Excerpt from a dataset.
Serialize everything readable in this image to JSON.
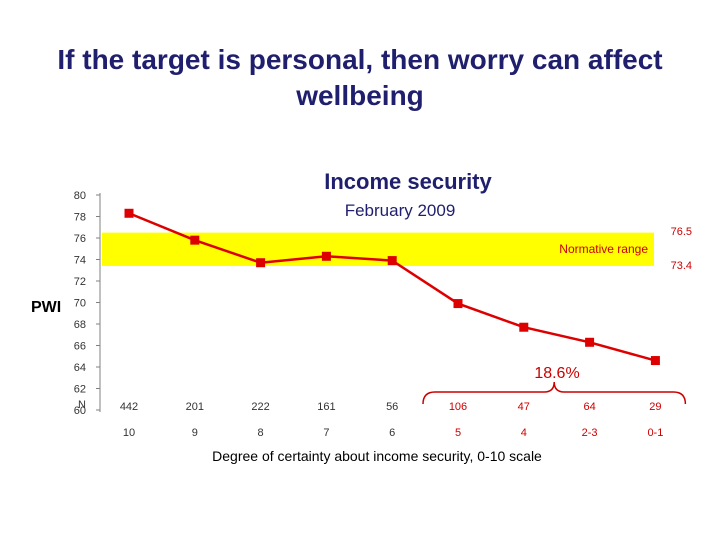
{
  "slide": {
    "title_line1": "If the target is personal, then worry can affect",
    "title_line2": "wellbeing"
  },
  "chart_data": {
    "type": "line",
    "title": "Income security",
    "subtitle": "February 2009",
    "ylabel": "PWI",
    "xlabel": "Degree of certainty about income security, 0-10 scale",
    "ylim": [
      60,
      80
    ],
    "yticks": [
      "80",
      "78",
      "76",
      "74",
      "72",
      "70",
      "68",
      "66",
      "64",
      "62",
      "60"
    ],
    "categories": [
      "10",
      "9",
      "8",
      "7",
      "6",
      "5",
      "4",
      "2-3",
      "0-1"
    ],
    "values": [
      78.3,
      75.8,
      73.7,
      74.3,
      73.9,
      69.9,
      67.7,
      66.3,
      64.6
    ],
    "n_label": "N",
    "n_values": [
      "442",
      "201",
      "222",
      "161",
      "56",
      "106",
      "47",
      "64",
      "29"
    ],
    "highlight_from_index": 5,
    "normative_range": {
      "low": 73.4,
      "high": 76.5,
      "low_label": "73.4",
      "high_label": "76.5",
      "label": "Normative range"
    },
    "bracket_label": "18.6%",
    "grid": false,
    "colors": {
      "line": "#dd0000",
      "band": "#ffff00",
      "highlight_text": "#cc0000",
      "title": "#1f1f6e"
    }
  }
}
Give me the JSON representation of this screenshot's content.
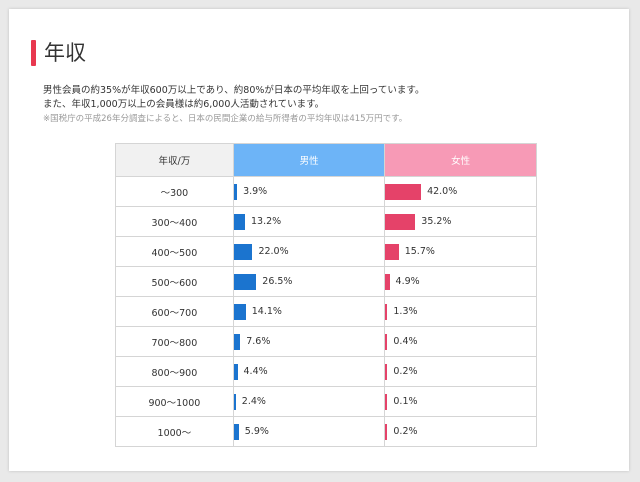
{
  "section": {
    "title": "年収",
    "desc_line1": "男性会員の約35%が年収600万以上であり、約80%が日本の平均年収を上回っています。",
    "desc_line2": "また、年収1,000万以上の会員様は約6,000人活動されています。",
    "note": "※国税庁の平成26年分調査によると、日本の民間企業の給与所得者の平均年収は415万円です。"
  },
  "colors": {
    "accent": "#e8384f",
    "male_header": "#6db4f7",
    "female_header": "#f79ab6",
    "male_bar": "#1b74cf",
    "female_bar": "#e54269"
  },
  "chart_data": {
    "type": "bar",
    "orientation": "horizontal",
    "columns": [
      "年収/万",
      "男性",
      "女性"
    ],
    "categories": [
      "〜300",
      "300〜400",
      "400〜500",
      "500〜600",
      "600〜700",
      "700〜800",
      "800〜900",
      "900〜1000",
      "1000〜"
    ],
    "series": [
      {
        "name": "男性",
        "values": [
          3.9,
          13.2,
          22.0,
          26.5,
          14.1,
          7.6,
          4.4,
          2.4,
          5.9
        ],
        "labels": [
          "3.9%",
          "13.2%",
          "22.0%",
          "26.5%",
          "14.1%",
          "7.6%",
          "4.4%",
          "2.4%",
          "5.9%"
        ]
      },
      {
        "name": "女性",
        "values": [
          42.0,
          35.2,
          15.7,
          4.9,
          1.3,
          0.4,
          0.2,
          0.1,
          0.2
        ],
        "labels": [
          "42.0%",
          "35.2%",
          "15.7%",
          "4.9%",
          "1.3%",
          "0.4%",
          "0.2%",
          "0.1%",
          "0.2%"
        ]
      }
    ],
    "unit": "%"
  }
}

EXERCISE OBJECTIVE. Look through the listing above. Pick out each line with "this" and copy it.

THE ANSWER.
Serialize everything readable in this image to JSON.
Give me the JSON representation of this screenshot's content.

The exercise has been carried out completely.